Task prompt -> Where a line holds the string "chevron", return that line.
▼▼▼
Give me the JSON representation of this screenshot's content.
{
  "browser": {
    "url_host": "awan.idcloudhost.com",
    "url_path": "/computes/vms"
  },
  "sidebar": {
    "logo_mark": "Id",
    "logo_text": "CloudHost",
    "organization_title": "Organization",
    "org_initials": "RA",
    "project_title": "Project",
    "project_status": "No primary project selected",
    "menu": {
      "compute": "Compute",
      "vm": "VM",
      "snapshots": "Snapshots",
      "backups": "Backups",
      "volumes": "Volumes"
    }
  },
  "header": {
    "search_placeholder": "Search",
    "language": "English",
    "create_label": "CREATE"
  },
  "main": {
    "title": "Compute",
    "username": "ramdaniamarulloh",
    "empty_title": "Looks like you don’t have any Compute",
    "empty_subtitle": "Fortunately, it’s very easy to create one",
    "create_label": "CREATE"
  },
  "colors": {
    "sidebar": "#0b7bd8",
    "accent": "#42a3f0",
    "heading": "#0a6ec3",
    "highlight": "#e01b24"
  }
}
▲▲▲
▼▼▼
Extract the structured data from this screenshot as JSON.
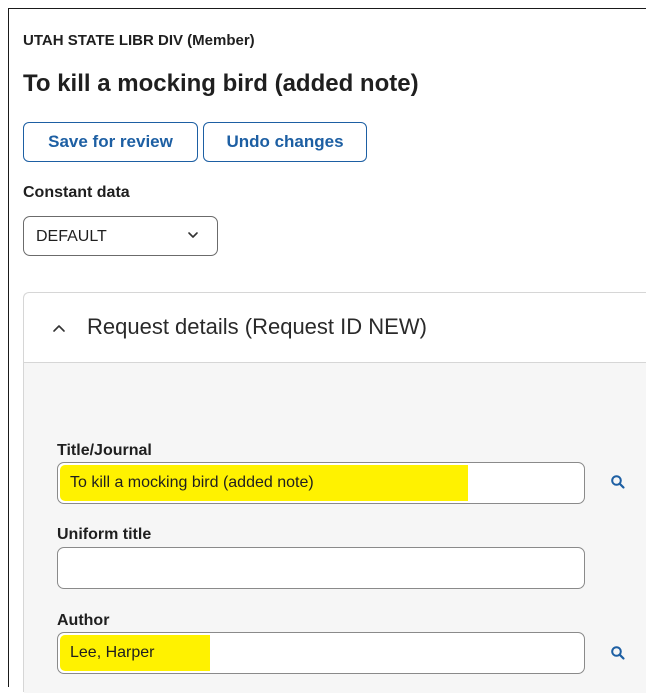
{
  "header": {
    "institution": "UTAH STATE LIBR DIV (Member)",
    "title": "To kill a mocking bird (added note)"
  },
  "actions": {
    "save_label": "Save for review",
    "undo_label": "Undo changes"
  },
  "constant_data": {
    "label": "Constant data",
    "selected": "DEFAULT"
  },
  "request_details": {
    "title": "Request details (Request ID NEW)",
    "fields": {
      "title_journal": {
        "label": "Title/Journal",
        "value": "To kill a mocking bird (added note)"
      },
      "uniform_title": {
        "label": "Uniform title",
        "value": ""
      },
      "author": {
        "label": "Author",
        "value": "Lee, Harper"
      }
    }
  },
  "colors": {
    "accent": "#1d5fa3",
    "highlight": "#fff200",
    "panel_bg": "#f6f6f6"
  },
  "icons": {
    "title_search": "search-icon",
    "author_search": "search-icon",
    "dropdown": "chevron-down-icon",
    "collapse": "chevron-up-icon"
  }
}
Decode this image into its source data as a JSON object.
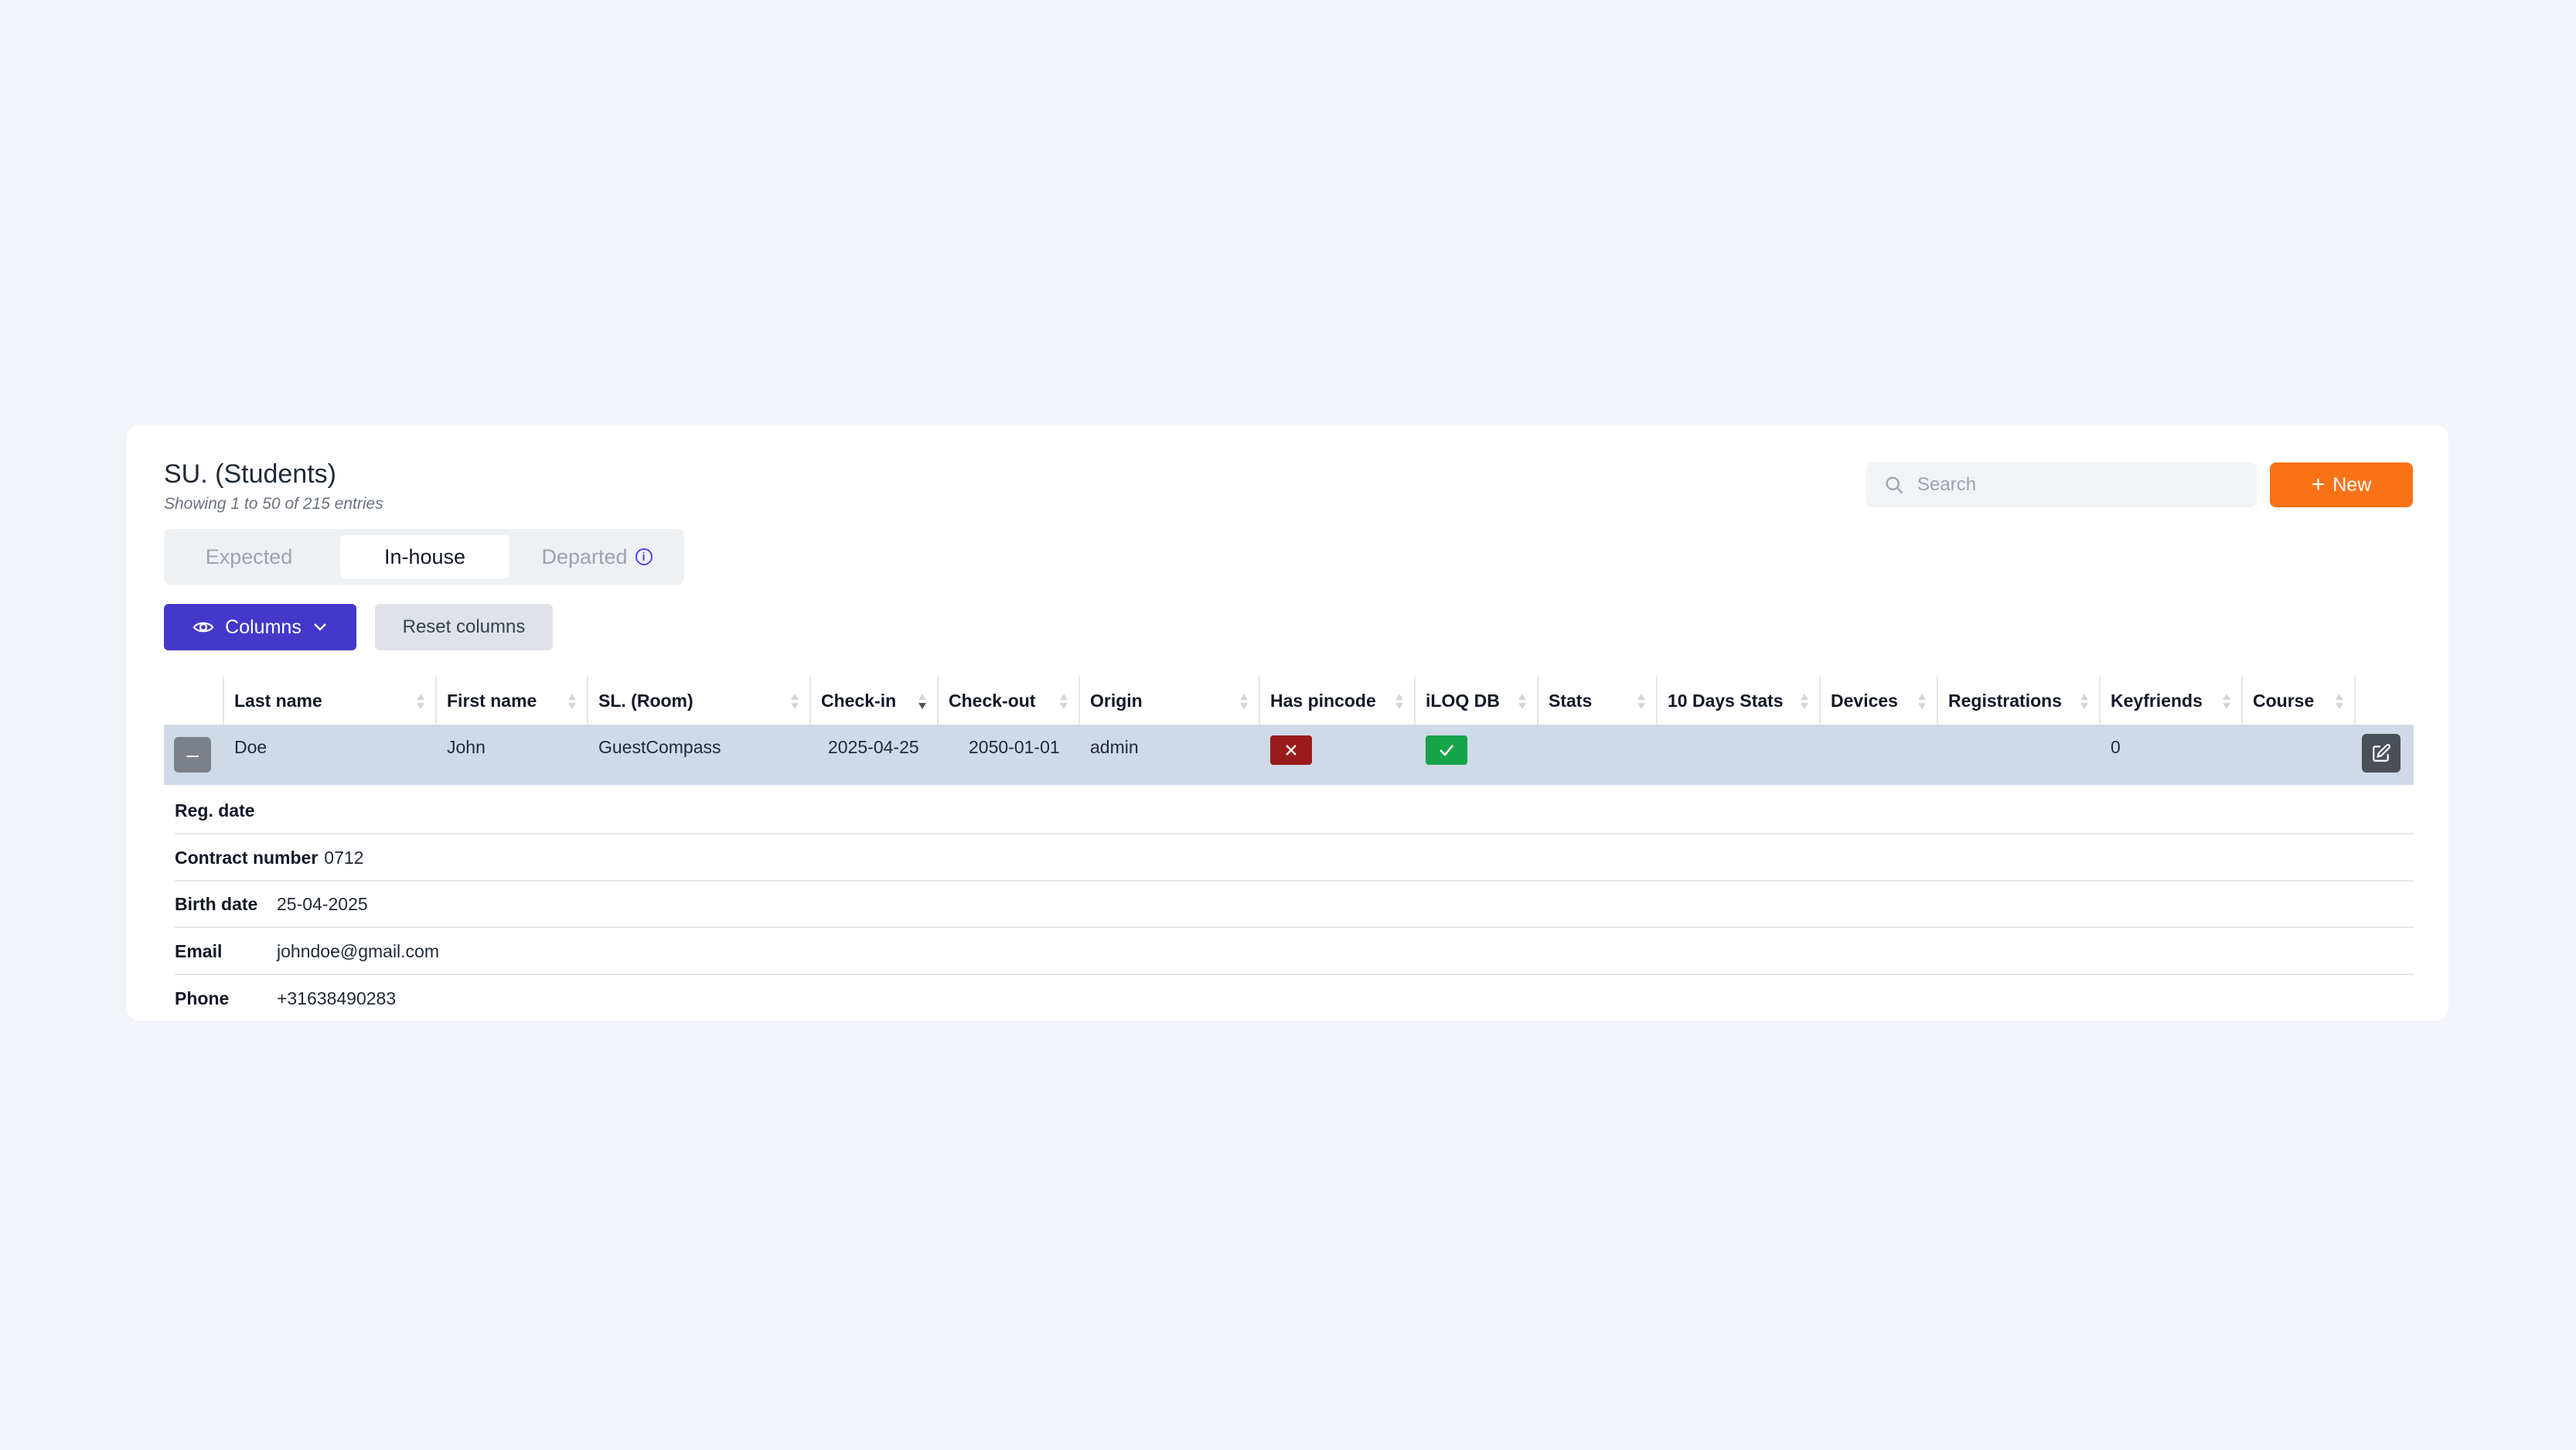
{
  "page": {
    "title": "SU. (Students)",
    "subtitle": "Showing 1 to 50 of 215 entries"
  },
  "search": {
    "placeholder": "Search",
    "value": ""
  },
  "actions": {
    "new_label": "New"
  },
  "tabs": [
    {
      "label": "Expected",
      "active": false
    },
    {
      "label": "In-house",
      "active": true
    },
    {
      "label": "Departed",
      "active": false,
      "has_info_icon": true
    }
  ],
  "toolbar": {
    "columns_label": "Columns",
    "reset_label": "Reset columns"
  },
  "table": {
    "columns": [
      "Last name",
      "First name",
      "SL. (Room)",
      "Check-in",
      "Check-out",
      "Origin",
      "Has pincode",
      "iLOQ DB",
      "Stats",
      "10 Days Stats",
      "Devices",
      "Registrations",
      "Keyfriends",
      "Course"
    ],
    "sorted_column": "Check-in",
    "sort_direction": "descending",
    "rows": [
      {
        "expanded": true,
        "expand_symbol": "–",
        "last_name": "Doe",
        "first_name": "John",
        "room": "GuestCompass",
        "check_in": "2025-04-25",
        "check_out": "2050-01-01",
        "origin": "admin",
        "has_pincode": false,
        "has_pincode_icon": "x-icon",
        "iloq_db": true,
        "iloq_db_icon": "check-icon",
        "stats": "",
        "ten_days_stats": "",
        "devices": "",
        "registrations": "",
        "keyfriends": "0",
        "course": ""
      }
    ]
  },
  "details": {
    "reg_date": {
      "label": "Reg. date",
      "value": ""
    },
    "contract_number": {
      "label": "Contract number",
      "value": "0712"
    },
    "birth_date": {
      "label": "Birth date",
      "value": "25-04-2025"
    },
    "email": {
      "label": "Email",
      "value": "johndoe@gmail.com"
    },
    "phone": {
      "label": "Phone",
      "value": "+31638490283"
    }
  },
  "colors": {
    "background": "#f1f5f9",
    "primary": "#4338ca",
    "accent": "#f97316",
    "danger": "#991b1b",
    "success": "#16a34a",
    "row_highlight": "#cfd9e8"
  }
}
▲▲▲
▼▼▼
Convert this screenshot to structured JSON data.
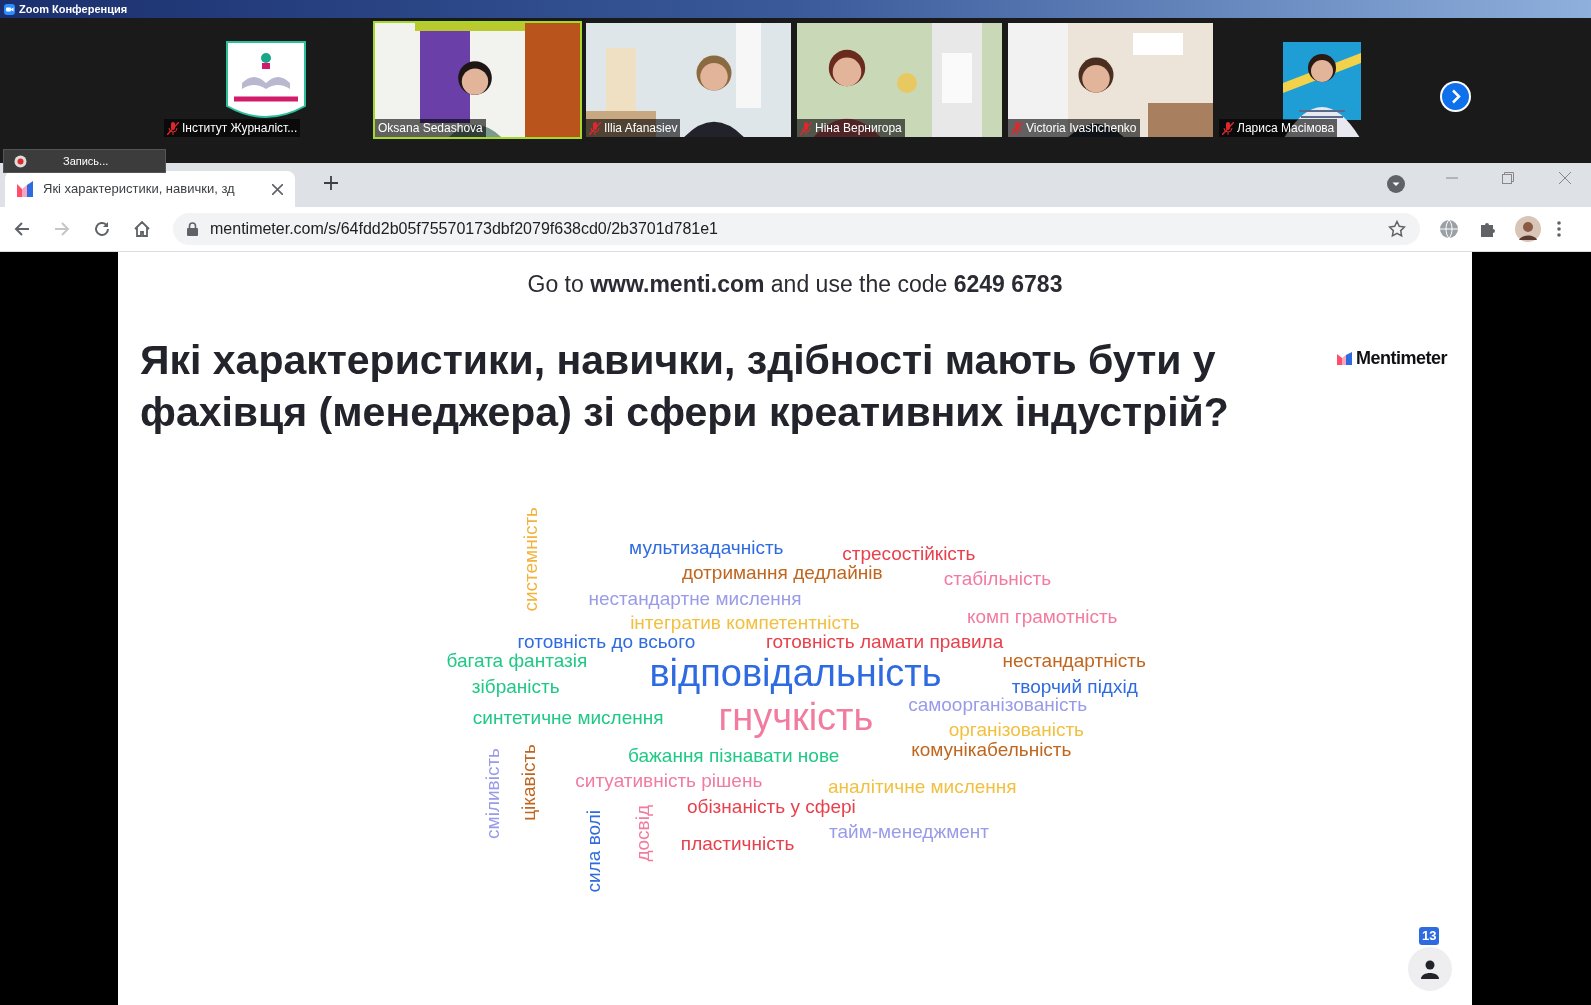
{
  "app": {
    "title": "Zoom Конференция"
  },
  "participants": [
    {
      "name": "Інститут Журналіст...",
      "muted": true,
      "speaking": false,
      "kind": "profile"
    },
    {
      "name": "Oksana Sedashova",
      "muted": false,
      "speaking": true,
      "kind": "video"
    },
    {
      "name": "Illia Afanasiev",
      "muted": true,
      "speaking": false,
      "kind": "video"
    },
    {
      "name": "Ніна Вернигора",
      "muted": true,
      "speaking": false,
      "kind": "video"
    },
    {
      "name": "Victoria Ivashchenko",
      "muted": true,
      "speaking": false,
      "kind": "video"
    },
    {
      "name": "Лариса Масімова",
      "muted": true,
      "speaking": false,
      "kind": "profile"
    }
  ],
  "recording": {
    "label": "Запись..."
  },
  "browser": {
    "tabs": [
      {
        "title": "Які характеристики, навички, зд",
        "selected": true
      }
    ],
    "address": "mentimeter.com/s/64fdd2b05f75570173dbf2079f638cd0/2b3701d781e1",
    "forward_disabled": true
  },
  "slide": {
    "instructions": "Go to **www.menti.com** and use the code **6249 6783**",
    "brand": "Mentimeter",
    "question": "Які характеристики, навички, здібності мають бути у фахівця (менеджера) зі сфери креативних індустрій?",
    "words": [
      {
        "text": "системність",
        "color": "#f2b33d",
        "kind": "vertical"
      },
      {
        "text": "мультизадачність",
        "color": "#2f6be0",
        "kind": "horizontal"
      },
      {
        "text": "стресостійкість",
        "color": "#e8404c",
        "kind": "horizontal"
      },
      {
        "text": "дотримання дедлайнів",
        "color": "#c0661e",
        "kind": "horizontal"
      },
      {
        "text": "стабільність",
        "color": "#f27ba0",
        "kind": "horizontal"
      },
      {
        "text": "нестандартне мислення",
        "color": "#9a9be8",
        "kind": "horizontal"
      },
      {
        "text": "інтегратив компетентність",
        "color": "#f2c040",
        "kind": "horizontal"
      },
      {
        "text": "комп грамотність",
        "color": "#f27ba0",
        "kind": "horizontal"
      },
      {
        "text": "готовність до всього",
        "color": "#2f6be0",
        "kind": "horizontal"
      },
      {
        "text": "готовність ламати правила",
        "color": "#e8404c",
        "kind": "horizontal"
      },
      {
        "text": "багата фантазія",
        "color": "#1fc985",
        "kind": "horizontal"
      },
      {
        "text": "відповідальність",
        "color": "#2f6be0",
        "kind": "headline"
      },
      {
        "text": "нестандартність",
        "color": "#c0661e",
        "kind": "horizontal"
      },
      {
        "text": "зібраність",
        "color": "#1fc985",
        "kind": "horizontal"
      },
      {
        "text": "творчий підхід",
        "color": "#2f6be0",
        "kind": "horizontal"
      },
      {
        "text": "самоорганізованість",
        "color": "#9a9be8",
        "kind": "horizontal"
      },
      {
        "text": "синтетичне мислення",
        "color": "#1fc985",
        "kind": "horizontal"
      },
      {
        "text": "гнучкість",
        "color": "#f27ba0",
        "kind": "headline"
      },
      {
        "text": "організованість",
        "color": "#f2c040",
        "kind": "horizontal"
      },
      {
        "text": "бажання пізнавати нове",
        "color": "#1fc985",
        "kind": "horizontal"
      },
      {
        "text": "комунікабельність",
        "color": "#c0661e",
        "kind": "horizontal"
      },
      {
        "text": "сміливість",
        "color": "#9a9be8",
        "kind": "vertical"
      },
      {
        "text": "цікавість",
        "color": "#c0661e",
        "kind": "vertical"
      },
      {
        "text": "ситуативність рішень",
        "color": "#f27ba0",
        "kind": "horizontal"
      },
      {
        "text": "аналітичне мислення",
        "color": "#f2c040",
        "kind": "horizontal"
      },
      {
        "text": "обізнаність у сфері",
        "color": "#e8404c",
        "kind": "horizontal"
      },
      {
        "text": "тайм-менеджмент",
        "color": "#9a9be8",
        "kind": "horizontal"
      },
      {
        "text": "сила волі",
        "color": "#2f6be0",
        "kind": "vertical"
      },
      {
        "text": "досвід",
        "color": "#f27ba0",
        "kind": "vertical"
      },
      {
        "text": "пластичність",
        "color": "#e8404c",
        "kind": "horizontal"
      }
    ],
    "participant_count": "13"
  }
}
▲▲▲
The solution ->
    "dropdown": "chevron-down-icon",
    "collapse": "chevron-up-icon"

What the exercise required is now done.